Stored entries
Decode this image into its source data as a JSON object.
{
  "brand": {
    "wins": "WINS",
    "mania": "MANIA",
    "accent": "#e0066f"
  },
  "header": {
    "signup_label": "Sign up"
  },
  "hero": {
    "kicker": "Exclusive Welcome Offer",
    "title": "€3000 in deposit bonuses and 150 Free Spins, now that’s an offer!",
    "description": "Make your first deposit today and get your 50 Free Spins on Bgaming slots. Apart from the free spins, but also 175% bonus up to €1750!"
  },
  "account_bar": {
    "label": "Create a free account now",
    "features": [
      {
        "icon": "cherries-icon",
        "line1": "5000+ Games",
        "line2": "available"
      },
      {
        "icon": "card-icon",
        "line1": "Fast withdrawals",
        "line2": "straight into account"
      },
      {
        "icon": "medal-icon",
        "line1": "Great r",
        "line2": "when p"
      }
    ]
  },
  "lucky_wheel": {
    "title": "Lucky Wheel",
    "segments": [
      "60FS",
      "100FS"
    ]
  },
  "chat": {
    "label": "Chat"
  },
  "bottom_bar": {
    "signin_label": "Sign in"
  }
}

> **STATED EXERCISE**: Your task is to print all of the records exactly.

> **RESPONSE TO THE EXERCISE**:
Decode this image into its source data as a JSON object.
{
  "brand": {
    "wins": "WINS",
    "mania": "MANIA",
    "accent": "#e0066f"
  },
  "header": {
    "signup_label": "Sign up"
  },
  "hero": {
    "kicker": "Exclusive Welcome Offer",
    "title": "€3000 in deposit bonuses and 150 Free Spins, now that’s an offer!",
    "description": "Make your first deposit today and get your 50 Free Spins on Bgaming slots. Apart from the free spins, but also 175% bonus up to €1750!"
  },
  "account_bar": {
    "label": "Create a free account now",
    "features": [
      {
        "icon": "cherries-icon",
        "line1": "5000+ Games",
        "line2": "available"
      },
      {
        "icon": "card-icon",
        "line1": "Fast withdrawals",
        "line2": "straight into account"
      },
      {
        "icon": "medal-icon",
        "line1": "Great r",
        "line2": "when p"
      }
    ]
  },
  "lucky_wheel": {
    "title": "Lucky Wheel",
    "segments": [
      "60FS",
      "100FS"
    ]
  },
  "chat": {
    "label": "Chat"
  },
  "bottom_bar": {
    "signin_label": "Sign in"
  }
}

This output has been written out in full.